> [Consegna A]:
Trascrivi dall'articolo sui blocchi al Dal Molin il brano che parte da "(Il Manifesto) Vicenza:Sono" e prosegue fino a "per tentato omicidio." compreso.
> [Consegna B]:
Elenca le azioni che l'articolo sui blocchi al Dal Molin attribuisce al militare italiano alla guida dell'auto.
> [Consegna C]:
Prosegui l'articolo sui blocchi al Dal Molin dal punto in cui si interrompe.

··· Sezione documento

(Il Manifesto) Vicenza:Sono cominciati nella notte i blocchi davanti agli ingressi dell'aeroporto Dal Molin dove gli Stati uniti vorrebbero costruire una seconda base militare, con il placet del governo di centrosinistra. E purtroppo c'è già da registrare il nervosismo di qualcuno. Un militare italiano, stando alle ricostruzioni dei presenti, è uscito in auto dall'aeroporto e ha continuato a procedere contro la folla. Tre ragazzi sono riusciti a evitare l'auto gettandosi in un fosso. A quel punto il militare avrebbe puntato dritto verso uno dei giovani più conosciuti del presidio, prendendolo in pieno. Il ragazzo è stato ricoverato per un lieve trauma cranico. Gli avvocati presenti ai blocchi hanno annunciato una denuncia per tentato omicidio.
Insomma, i blocchi, com'era prevedibile, sono cominciati tra le tensioni. E non certo alimentate dai cittadini che anzi erano pacificamente intenzionati a passare la notte all'addiaccio. Colorati e creativi come sempre i cittadini avevano cominciato a allestire le strutture di fortuna per il «presidio in trasferta», quando è avvenuto il gravissimo episodio.

······
··· Dati grezzi

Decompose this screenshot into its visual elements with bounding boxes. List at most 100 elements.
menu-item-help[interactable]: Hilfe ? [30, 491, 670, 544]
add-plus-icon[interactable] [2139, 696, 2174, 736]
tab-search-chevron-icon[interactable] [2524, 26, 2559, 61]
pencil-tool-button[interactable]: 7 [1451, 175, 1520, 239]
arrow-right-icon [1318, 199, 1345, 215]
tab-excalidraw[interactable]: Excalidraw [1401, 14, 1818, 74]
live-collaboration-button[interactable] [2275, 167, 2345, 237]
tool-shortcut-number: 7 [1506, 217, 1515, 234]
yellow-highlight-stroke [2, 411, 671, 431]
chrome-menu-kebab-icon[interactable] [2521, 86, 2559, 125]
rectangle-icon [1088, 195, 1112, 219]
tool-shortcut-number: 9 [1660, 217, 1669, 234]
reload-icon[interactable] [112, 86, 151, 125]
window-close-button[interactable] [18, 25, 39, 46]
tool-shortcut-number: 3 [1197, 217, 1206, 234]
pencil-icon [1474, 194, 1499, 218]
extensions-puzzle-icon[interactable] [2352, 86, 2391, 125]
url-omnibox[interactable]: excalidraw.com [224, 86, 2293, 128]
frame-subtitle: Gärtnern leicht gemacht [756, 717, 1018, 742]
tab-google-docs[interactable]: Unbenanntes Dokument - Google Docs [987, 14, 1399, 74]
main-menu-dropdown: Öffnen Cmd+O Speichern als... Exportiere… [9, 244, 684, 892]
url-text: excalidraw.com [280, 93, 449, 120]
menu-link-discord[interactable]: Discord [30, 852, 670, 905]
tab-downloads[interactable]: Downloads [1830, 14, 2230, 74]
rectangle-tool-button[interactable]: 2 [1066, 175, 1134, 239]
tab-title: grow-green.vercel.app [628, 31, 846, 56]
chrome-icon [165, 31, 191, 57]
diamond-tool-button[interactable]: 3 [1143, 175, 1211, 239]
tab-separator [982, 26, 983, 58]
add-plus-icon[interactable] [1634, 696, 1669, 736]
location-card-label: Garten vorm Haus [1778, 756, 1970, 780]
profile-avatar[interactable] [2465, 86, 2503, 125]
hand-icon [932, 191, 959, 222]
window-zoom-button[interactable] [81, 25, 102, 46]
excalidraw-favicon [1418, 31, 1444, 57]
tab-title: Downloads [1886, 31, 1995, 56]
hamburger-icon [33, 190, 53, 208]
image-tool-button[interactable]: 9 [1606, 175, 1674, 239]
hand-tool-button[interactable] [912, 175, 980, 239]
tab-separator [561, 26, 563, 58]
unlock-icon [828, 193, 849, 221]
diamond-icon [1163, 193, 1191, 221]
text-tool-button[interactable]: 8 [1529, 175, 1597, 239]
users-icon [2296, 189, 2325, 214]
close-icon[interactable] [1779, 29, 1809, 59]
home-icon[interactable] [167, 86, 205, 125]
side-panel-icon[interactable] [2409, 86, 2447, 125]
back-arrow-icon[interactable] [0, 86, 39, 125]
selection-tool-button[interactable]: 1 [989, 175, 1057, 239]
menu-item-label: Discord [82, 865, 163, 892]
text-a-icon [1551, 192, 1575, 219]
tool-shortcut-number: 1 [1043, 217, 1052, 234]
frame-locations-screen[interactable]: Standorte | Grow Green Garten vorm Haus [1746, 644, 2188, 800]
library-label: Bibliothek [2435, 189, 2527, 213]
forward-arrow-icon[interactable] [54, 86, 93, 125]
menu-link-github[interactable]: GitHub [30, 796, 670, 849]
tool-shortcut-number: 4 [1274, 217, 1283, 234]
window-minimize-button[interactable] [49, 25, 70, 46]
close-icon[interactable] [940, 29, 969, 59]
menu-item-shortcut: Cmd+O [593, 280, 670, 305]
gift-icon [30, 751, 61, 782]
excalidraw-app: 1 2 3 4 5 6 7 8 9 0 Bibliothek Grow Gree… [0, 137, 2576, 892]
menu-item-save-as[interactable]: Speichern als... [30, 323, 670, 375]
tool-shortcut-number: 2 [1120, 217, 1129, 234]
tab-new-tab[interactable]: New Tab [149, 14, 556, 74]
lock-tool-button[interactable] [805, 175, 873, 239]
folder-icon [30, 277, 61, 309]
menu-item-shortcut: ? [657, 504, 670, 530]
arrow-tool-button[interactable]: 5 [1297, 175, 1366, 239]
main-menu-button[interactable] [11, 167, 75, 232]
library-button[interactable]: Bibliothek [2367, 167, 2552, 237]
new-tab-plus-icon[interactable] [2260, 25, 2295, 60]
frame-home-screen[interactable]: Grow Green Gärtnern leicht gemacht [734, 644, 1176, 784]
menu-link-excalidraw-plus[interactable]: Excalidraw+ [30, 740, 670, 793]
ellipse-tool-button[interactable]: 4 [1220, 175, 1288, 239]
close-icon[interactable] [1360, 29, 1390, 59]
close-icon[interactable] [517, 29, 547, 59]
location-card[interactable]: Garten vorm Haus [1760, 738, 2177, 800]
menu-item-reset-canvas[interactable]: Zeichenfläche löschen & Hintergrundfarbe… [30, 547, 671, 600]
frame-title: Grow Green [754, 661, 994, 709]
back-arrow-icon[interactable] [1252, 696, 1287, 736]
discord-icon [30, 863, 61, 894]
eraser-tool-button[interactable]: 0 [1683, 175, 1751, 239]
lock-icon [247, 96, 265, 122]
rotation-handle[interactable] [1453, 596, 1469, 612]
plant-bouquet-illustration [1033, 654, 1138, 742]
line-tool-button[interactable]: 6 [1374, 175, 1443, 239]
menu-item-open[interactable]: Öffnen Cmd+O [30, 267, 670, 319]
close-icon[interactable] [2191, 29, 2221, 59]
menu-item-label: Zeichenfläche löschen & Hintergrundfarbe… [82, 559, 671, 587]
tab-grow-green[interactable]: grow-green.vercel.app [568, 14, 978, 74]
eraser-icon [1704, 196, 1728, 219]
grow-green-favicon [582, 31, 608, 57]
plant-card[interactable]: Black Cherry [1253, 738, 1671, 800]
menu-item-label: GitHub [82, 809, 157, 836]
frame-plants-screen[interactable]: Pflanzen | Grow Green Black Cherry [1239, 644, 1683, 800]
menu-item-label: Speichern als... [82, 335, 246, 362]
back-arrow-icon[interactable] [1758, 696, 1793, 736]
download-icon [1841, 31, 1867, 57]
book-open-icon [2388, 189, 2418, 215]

······

> [Spazio risposta A]:
(Il Manifesto) Vicenza:Sono cominciati nella notte i blocchi davanti agli ingressi dell'aeroporto Dal Molin dove gli Stati uniti vorrebbero costruire una seconda base militare, con il placet del governo di centrosinistra. E purtroppo c'è già da registrare il nervosismo di qualcuno. Un militare italiano, stando alle ricostruzioni dei presenti, è uscito in auto dall'aeroporto e ha continuato a procedere contro la folla. Tre ragazzi sono riusciti a evitare l'auto gettandosi in un fosso. A quel punto il militare avrebbe puntato dritto verso uno dei giovani più conosciuti del presidio, prendendolo in pieno. Il ragazzo è stato ricoverato per un lieve trauma cranico. Gli avvocati presenti ai blocchi hanno annunciato una denuncia per tentato omicidio.

> [Spazio risposta B]:
- È uscito in auto dall'aeroporto.
- Ha continuato a procedere contro la folla.
- Avrebbe puntato dritto verso uno dei giovani più conosciuti del presidio.
- Lo ha preso in pieno.

> [Spazio risposta C]:
La giornata era cominciata con un'assemblea affollatissima al presidio permanente. Al termine i partecipanti hanno deciso ieri sera di passare dalle parole ai fatti e di cominciare a bloccare le entrare all'aeroporto. Molti gli interventi, tutti concordi della necessità di avviare i blocchi. Dal presidio sono partiti in cinquecento alla volta del Dal Molin. Due i blocchi che si sono costituiti, uno in strada sant'Antonino e l'altro in via Ferrarin a chiudere i due ingressi dell'aeroporto. I presidianti hanno cominciato ad allestire le strutture per la notte e più in generale per una permanenza che si preannuncia lunga. Sono stati allestiti gazebo, tende, tavoli, mentre panche e altri oggetti sono stati posizionati a bloccare gli ingressi. Gli abitanti delle zone vicine all'aeroporto hanno cominciato già nella notte a portare solidarietà e generi di conforto agli occupanti.
Di fronte al silenzio del commissario Paolo Costa, nominato dal governo come supervisore della questione Dal Molin, i cittadini hanno dunque deciso di cominciare con i blocchi. Anche perché i lavori di bonifica del terreno (nell'area ci sono infatti centinaia di ordigni bellici) sono ormai cominciati. E Costa ha continuato a tacere. Il presidio, in una fiaccolata che si è svolta sabato scorso, aveva lanciato un ultimatum al commissario governativo che avrebbe dovuto dire se la bonifica è funzionale ad un utilizzo civile dell'aeroporto oppure no. Ormai abituati al silenzio del governo, i cittadini hanno deciso di andare avanti nella loro protesta. E da oggi, dunque, l'appello del presidio permanente è rivolto a tutta la cittadinanza e a quanti vogliano portare la loro solidarietà ai blocchi e agli «anomali picchetti». «Perché l'intenzione - confermano i no Dal Molin - è quella di rimanere davanti a questi cancelli a lungo».